## Begin PROVIDED DATA

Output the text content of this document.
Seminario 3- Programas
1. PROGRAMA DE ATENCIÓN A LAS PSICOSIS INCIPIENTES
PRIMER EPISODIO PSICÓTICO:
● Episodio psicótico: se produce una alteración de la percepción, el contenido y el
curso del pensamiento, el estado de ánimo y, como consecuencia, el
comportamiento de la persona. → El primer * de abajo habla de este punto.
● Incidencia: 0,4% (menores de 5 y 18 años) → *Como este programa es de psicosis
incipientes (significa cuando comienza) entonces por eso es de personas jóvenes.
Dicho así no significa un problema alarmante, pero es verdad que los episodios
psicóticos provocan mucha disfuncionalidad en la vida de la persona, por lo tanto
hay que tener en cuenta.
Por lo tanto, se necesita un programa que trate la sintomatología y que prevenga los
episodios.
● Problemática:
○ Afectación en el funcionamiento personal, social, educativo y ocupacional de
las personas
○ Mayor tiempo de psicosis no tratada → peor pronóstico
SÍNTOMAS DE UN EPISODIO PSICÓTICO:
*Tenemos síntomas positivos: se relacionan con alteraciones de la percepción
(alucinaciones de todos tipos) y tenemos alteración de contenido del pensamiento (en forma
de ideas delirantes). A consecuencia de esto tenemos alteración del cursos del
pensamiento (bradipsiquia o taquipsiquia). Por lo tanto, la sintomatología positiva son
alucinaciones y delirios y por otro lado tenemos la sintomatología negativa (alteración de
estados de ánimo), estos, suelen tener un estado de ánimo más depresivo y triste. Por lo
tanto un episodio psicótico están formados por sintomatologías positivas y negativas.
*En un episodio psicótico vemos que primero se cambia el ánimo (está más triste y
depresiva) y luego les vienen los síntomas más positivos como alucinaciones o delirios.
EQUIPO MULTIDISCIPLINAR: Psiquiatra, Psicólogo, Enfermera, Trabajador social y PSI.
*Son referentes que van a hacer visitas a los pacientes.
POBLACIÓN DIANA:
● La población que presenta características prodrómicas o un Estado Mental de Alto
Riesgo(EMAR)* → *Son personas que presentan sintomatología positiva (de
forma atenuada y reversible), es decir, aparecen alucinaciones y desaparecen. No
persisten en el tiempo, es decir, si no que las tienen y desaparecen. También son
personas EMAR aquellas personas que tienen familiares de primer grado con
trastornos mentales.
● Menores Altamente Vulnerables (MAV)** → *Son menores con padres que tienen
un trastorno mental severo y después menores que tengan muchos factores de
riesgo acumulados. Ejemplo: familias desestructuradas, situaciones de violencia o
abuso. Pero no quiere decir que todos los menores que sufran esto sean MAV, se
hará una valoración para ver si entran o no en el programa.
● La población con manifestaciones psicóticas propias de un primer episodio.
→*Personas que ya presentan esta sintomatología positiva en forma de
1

## End PROVIDED DATA
## Begin PROVIDED DATA

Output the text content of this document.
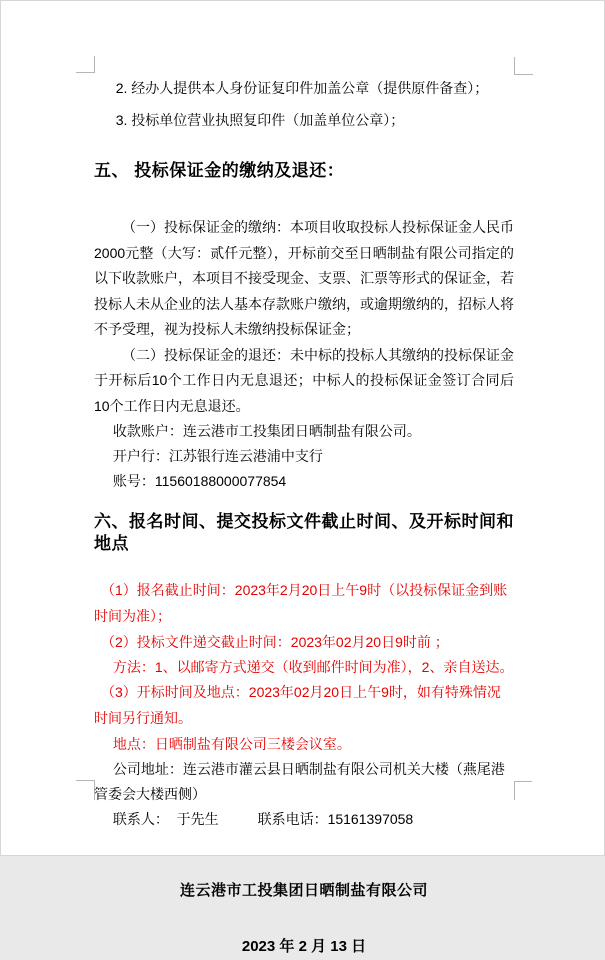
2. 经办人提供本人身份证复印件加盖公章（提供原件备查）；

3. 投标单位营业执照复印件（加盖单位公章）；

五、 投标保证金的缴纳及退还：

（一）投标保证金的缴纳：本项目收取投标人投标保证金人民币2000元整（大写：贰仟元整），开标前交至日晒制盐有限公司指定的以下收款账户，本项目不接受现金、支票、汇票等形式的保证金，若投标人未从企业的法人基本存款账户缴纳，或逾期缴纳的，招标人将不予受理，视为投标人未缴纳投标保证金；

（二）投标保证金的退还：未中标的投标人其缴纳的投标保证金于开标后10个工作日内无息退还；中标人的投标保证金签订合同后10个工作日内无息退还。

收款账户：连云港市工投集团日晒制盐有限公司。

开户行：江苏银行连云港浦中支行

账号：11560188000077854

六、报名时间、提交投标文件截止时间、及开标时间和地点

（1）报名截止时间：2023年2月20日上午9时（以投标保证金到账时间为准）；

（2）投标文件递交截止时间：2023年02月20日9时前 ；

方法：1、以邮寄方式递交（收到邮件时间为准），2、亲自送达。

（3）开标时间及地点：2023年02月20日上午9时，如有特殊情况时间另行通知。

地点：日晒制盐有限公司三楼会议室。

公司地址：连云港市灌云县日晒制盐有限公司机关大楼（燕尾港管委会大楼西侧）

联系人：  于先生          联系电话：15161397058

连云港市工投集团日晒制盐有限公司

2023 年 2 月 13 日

## End PROVIDED DATA
## Begin PROVIDED DATA

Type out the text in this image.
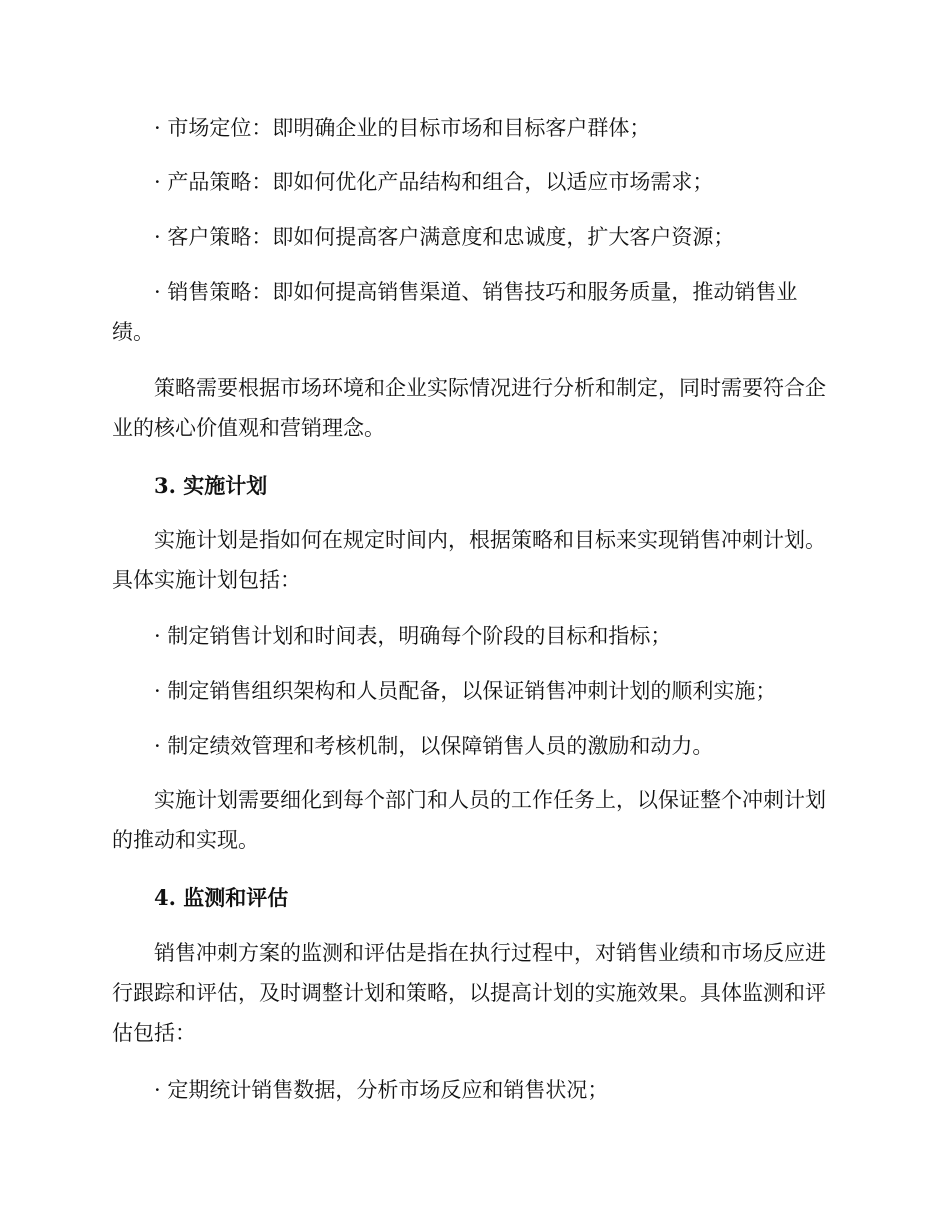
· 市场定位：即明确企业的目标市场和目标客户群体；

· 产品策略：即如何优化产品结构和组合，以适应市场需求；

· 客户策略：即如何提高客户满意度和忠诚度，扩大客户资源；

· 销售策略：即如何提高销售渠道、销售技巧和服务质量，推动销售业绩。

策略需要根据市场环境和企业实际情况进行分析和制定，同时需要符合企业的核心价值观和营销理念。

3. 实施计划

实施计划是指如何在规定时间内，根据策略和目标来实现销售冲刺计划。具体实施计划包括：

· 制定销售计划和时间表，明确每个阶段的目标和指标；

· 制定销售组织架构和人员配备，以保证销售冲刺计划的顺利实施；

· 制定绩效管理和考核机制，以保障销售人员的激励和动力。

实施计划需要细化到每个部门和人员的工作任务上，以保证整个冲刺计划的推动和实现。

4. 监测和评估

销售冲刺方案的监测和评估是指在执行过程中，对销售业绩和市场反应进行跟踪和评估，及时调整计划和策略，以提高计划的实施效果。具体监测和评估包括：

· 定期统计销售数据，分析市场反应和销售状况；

## End PROVIDED DATA

▸ **WORK TO DO**:
Copy out every line with the word "significa".

▸ **COMPLETED TASK**:
incipientes (significa cuando comienza) entonces por eso es de personas jóvenes.
Dicho así no significa un problema alarmante, pero es verdad que los episodios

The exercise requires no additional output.